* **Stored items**
* * * * * * *

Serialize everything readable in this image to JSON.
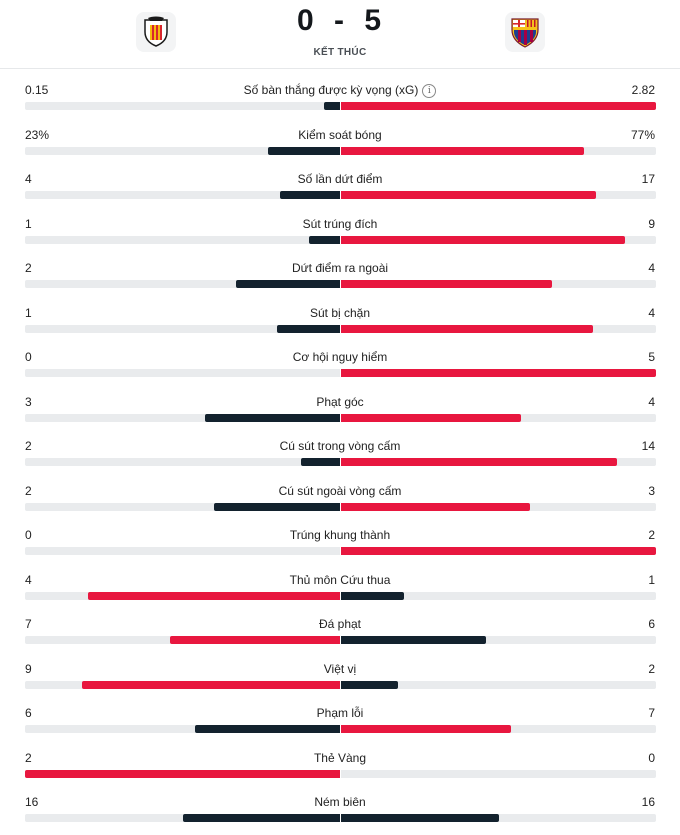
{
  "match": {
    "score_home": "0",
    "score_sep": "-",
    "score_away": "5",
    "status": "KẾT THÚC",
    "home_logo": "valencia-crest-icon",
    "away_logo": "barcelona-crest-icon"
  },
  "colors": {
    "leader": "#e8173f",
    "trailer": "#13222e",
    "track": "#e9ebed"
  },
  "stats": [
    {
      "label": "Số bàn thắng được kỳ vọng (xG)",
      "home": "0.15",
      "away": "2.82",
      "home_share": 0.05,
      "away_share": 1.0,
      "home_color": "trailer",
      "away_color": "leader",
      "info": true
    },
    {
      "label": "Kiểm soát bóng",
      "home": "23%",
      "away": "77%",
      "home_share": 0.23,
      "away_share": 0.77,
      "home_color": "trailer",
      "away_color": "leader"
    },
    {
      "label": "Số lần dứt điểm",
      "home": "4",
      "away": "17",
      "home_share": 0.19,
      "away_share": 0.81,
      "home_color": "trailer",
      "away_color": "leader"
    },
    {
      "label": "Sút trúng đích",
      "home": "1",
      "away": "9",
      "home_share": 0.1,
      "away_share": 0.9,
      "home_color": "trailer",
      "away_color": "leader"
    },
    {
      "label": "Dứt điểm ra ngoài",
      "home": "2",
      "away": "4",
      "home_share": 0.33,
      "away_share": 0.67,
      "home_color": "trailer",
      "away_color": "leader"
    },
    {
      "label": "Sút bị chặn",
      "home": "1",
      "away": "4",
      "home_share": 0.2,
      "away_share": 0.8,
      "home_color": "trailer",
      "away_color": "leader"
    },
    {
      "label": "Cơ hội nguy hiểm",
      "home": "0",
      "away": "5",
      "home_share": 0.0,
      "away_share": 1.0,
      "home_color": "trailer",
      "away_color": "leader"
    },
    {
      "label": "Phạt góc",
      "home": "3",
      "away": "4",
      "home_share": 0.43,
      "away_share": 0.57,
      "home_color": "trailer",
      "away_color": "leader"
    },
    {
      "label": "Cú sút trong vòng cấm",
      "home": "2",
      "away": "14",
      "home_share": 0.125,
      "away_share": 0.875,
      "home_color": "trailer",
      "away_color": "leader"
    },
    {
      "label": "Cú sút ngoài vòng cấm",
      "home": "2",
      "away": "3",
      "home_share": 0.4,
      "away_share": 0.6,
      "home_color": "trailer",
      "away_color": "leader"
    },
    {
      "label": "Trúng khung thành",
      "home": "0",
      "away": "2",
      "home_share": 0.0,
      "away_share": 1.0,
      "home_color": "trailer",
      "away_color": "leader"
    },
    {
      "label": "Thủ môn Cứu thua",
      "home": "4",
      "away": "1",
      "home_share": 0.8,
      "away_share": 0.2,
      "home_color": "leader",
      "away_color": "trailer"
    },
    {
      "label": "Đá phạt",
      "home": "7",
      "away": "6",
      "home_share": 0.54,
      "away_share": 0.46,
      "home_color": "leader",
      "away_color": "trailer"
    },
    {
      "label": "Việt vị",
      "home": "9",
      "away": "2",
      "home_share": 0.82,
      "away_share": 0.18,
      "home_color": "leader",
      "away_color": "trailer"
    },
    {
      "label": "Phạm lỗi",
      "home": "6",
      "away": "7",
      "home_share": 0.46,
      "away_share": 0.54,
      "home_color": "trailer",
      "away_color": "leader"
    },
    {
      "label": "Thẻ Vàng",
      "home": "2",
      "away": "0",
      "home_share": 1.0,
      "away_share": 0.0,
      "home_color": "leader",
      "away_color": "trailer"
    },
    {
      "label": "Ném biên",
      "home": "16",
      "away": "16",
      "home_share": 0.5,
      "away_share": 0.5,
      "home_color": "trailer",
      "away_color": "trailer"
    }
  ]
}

* * * * * * *

* **Given request**
Every line in the data that holds "ngoài" should be copied out.

* **Result below**
      "label": "Dứt điểm ra ngoài",
      "label": "Cú sút ngoài vòng cấm",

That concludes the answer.